## THE EXERCISE
Could you quote every entry below word for word, leaving out the pictures?

## DATA LINES
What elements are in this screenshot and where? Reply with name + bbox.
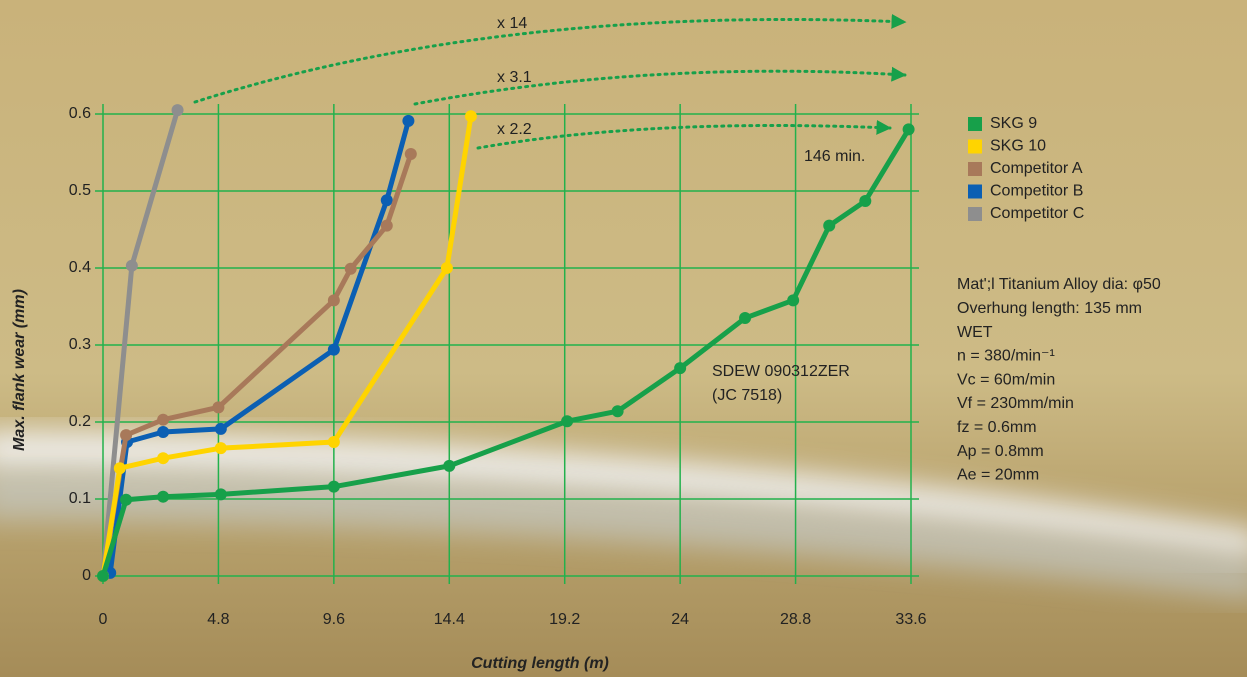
y-axis-label: Max. flank wear (mm) [11, 289, 28, 451]
y-tick-label: 0.2 [69, 413, 91, 430]
x-tick-label: 28.8 [780, 611, 811, 628]
point [327, 294, 340, 307]
y-tick-label: 0.3 [69, 336, 91, 353]
annotation: (JC 7518) [712, 387, 782, 404]
point [440, 262, 453, 274]
point [157, 413, 170, 426]
point [157, 490, 170, 503]
point [464, 110, 477, 123]
point [171, 104, 184, 117]
legend: SKG 9 SKG 10 Competitor A Competitor B Compe… [968, 115, 1084, 222]
point [859, 195, 872, 208]
x-tick-label: 9.6 [323, 611, 345, 628]
point [787, 294, 800, 307]
note: Overhung length: 135 mm [957, 300, 1142, 317]
legend-label: Competitor A [990, 160, 1083, 177]
note: fz = 0.6mm [957, 419, 1037, 436]
point [212, 401, 225, 414]
note: WET [957, 324, 993, 341]
point [214, 442, 227, 455]
legend-swatch [968, 207, 982, 221]
x-tick-label: 33.6 [895, 611, 926, 628]
series-line [100, 153, 414, 577]
annotation: 146 min. [804, 148, 865, 165]
annotation: SDEW 090312ZER [712, 363, 850, 380]
x-tick-label: 4.8 [207, 611, 229, 628]
point [344, 262, 357, 275]
legend-swatch [968, 162, 982, 176]
note: n = 380/min⁻¹ [957, 348, 1055, 365]
point [402, 114, 415, 127]
legend-label: Competitor C [990, 205, 1084, 222]
annotation: x 2.2 [497, 121, 532, 138]
x-tick-label: 0 [99, 611, 108, 628]
point [214, 422, 227, 435]
series-line [100, 128, 911, 577]
horizon [0, 430, 1247, 559]
note: Mat';l Titanium Alloy dia: φ50 [957, 276, 1161, 293]
point [97, 570, 109, 582]
point [404, 148, 417, 161]
y-tick-label: 0.4 [69, 259, 91, 276]
arrows [193, 13, 907, 150]
point [739, 312, 752, 325]
note: Ae = 20mm [957, 467, 1039, 484]
legend-swatch [968, 139, 982, 154]
point [561, 415, 574, 428]
y-tick-label: 0.5 [69, 182, 91, 199]
x-tick-label: 24 [671, 611, 689, 628]
point [443, 459, 456, 472]
arrow [193, 13, 907, 104]
x-tick-label: 19.2 [549, 611, 580, 628]
point [214, 488, 227, 501]
notes: Mat';l Titanium Alloy dia: φ50 Overhung l… [957, 276, 1161, 483]
legend-swatch [968, 117, 982, 131]
point [902, 123, 915, 136]
point [120, 429, 133, 442]
point [327, 480, 340, 493]
point [327, 436, 340, 449]
point [157, 452, 170, 465]
x-axis-label: Cutting length (m) [471, 655, 609, 672]
y-tick-label: 0.1 [69, 490, 91, 507]
point [674, 362, 687, 375]
point [611, 405, 624, 418]
plot [97, 104, 915, 582]
note: Vc = 60m/min [957, 371, 1055, 388]
annotation: x 14 [497, 15, 527, 32]
point [113, 462, 126, 475]
point [380, 194, 393, 207]
y-tick-label: 0.6 [69, 105, 91, 122]
y-tick-label: 0 [82, 567, 91, 584]
grid [95, 104, 919, 584]
point [125, 259, 138, 272]
arrow [476, 119, 892, 150]
point [120, 493, 133, 506]
legend-swatch [968, 184, 982, 199]
point [380, 219, 393, 232]
point [327, 343, 340, 356]
legend-label: Competitor B [990, 183, 1083, 200]
legend-label: SKG 9 [990, 115, 1037, 132]
annotation: x 3.1 [497, 69, 532, 86]
point [157, 426, 170, 439]
x-tick-label: 14.4 [434, 611, 465, 628]
note: Vf = 230mm/min [957, 395, 1074, 412]
arrow [413, 66, 907, 106]
horizon-glow [0, 470, 1247, 599]
note: Ap = 0.8mm [957, 443, 1044, 460]
point [823, 219, 836, 232]
legend-label: SKG 10 [990, 138, 1046, 155]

## COMPLETED EXERCISE
What elements are in this screenshot and where? Reply with name + bbox.
y-axis-label: Max. flank wear (mm) [11, 289, 28, 451]
y-tick-label: 0.2 [69, 413, 91, 430]
x-tick-label: 28.8 [780, 611, 811, 628]
point [327, 294, 340, 307]
y-tick-label: 0.3 [69, 336, 91, 353]
annotation: (JC 7518) [712, 387, 782, 404]
point [440, 262, 453, 274]
point [157, 413, 170, 426]
point [157, 490, 170, 503]
point [464, 110, 477, 123]
point [171, 104, 184, 117]
legend: SKG 9 SKG 10 Competitor A Competitor B Compe… [968, 115, 1084, 222]
point [859, 195, 872, 208]
x-tick-label: 9.6 [323, 611, 345, 628]
point [787, 294, 800, 307]
note: Overhung length: 135 mm [957, 300, 1142, 317]
legend-label: Competitor A [990, 160, 1083, 177]
note: fz = 0.6mm [957, 419, 1037, 436]
point [212, 401, 225, 414]
note: WET [957, 324, 993, 341]
point [214, 442, 227, 455]
legend-swatch [968, 207, 982, 221]
x-tick-label: 33.6 [895, 611, 926, 628]
series-line [100, 153, 414, 577]
annotation: 146 min. [804, 148, 865, 165]
annotation: SDEW 090312ZER [712, 363, 850, 380]
x-tick-label: 4.8 [207, 611, 229, 628]
point [344, 262, 357, 275]
legend-swatch [968, 162, 982, 176]
note: n = 380/min⁻¹ [957, 348, 1055, 365]
point [402, 114, 415, 127]
legend-label: Competitor C [990, 205, 1084, 222]
annotation: x 2.2 [497, 121, 532, 138]
x-tick-label: 0 [99, 611, 108, 628]
point [214, 422, 227, 435]
series-line [100, 128, 911, 577]
horizon [0, 430, 1247, 559]
note: Mat';l Titanium Alloy dia: φ50 [957, 276, 1161, 293]
point [97, 570, 109, 582]
point [404, 148, 417, 161]
y-tick-label: 0.4 [69, 259, 91, 276]
arrows [193, 13, 907, 150]
point [739, 312, 752, 325]
note: Ae = 20mm [957, 467, 1039, 484]
legend-swatch [968, 139, 982, 154]
point [561, 415, 574, 428]
y-tick-label: 0.5 [69, 182, 91, 199]
x-tick-label: 24 [671, 611, 689, 628]
point [443, 459, 456, 472]
arrow [193, 13, 907, 104]
x-tick-label: 19.2 [549, 611, 580, 628]
point [214, 488, 227, 501]
notes: Mat';l Titanium Alloy dia: φ50 Overhung l… [957, 276, 1161, 483]
legend-swatch [968, 117, 982, 131]
point [902, 123, 915, 136]
point [120, 429, 133, 442]
point [327, 480, 340, 493]
point [327, 436, 340, 449]
point [157, 452, 170, 465]
x-axis-label: Cutting length (m) [471, 655, 609, 672]
y-tick-label: 0.1 [69, 490, 91, 507]
point [674, 362, 687, 375]
point [611, 405, 624, 418]
plot [97, 104, 915, 582]
note: Vc = 60m/min [957, 371, 1055, 388]
annotation: x 14 [497, 15, 527, 32]
point [113, 462, 126, 475]
point [380, 194, 393, 207]
y-tick-label: 0.6 [69, 105, 91, 122]
y-tick-label: 0 [82, 567, 91, 584]
grid [95, 104, 919, 584]
point [125, 259, 138, 272]
arrow [476, 119, 892, 150]
point [120, 493, 133, 506]
legend-swatch [968, 184, 982, 199]
point [380, 219, 393, 232]
point [327, 343, 340, 356]
legend-label: Competitor B [990, 183, 1083, 200]
legend-label: SKG 9 [990, 115, 1037, 132]
annotation: x 3.1 [497, 69, 532, 86]
point [157, 426, 170, 439]
x-tick-label: 14.4 [434, 611, 465, 628]
note: Vf = 230mm/min [957, 395, 1074, 412]
arrow [413, 66, 907, 106]
horizon-glow [0, 470, 1247, 599]
note: Ap = 0.8mm [957, 443, 1044, 460]
point [823, 219, 836, 232]
legend-label: SKG 10 [990, 138, 1046, 155]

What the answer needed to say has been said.